Entries with figure data
* * * * * * * * *

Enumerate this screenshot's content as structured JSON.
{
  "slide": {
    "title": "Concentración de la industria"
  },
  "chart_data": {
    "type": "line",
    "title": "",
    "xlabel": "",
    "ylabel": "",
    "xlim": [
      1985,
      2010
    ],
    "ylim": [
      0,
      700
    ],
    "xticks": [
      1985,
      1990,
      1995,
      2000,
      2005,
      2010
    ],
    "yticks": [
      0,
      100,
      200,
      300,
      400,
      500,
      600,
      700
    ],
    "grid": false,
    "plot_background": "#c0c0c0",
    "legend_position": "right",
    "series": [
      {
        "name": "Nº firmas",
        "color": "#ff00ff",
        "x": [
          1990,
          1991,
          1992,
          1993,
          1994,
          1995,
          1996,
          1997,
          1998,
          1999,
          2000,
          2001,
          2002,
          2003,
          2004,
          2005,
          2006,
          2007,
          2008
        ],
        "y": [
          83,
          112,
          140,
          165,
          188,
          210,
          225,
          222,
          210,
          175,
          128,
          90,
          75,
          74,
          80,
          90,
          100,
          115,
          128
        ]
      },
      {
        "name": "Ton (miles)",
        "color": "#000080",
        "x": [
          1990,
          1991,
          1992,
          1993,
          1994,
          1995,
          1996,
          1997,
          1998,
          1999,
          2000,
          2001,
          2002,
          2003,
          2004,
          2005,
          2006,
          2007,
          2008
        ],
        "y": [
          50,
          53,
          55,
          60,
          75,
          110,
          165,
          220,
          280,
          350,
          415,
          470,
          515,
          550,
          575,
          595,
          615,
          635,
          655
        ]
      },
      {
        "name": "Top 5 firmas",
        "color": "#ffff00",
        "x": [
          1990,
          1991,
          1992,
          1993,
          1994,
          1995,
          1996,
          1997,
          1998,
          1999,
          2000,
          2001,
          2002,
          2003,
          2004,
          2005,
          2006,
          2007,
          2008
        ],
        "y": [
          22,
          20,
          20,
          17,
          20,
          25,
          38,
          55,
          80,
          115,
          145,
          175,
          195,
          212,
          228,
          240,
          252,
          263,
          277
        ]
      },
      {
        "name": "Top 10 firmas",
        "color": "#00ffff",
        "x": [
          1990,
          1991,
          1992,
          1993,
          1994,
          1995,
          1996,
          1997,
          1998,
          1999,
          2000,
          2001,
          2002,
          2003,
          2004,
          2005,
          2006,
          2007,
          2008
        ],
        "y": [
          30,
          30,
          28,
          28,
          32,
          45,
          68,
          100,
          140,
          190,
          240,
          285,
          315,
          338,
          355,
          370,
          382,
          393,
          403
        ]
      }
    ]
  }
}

* * * * * * * * *

- WRITTEN REQUEST
Copy each line of the data above without altering a single character.

- THE RESULT
Enumerate this screenshot's content as structured JSON.
{
  "slide": {
    "title": "Concentración de la industria"
  },
  "chart_data": {
    "type": "line",
    "title": "",
    "xlabel": "",
    "ylabel": "",
    "xlim": [
      1985,
      2010
    ],
    "ylim": [
      0,
      700
    ],
    "xticks": [
      1985,
      1990,
      1995,
      2000,
      2005,
      2010
    ],
    "yticks": [
      0,
      100,
      200,
      300,
      400,
      500,
      600,
      700
    ],
    "grid": false,
    "plot_background": "#c0c0c0",
    "legend_position": "right",
    "series": [
      {
        "name": "Nº firmas",
        "color": "#ff00ff",
        "x": [
          1990,
          1991,
          1992,
          1993,
          1994,
          1995,
          1996,
          1997,
          1998,
          1999,
          2000,
          2001,
          2002,
          2003,
          2004,
          2005,
          2006,
          2007,
          2008
        ],
        "y": [
          83,
          112,
          140,
          165,
          188,
          210,
          225,
          222,
          210,
          175,
          128,
          90,
          75,
          74,
          80,
          90,
          100,
          115,
          128
        ]
      },
      {
        "name": "Ton (miles)",
        "color": "#000080",
        "x": [
          1990,
          1991,
          1992,
          1993,
          1994,
          1995,
          1996,
          1997,
          1998,
          1999,
          2000,
          2001,
          2002,
          2003,
          2004,
          2005,
          2006,
          2007,
          2008
        ],
        "y": [
          50,
          53,
          55,
          60,
          75,
          110,
          165,
          220,
          280,
          350,
          415,
          470,
          515,
          550,
          575,
          595,
          615,
          635,
          655
        ]
      },
      {
        "name": "Top 5 firmas",
        "color": "#ffff00",
        "x": [
          1990,
          1991,
          1992,
          1993,
          1994,
          1995,
          1996,
          1997,
          1998,
          1999,
          2000,
          2001,
          2002,
          2003,
          2004,
          2005,
          2006,
          2007,
          2008
        ],
        "y": [
          22,
          20,
          20,
          17,
          20,
          25,
          38,
          55,
          80,
          115,
          145,
          175,
          195,
          212,
          228,
          240,
          252,
          263,
          277
        ]
      },
      {
        "name": "Top 10 firmas",
        "color": "#00ffff",
        "x": [
          1990,
          1991,
          1992,
          1993,
          1994,
          1995,
          1996,
          1997,
          1998,
          1999,
          2000,
          2001,
          2002,
          2003,
          2004,
          2005,
          2006,
          2007,
          2008
        ],
        "y": [
          30,
          30,
          28,
          28,
          32,
          45,
          68,
          100,
          140,
          190,
          240,
          285,
          315,
          338,
          355,
          370,
          382,
          393,
          403
        ]
      }
    ]
  }
}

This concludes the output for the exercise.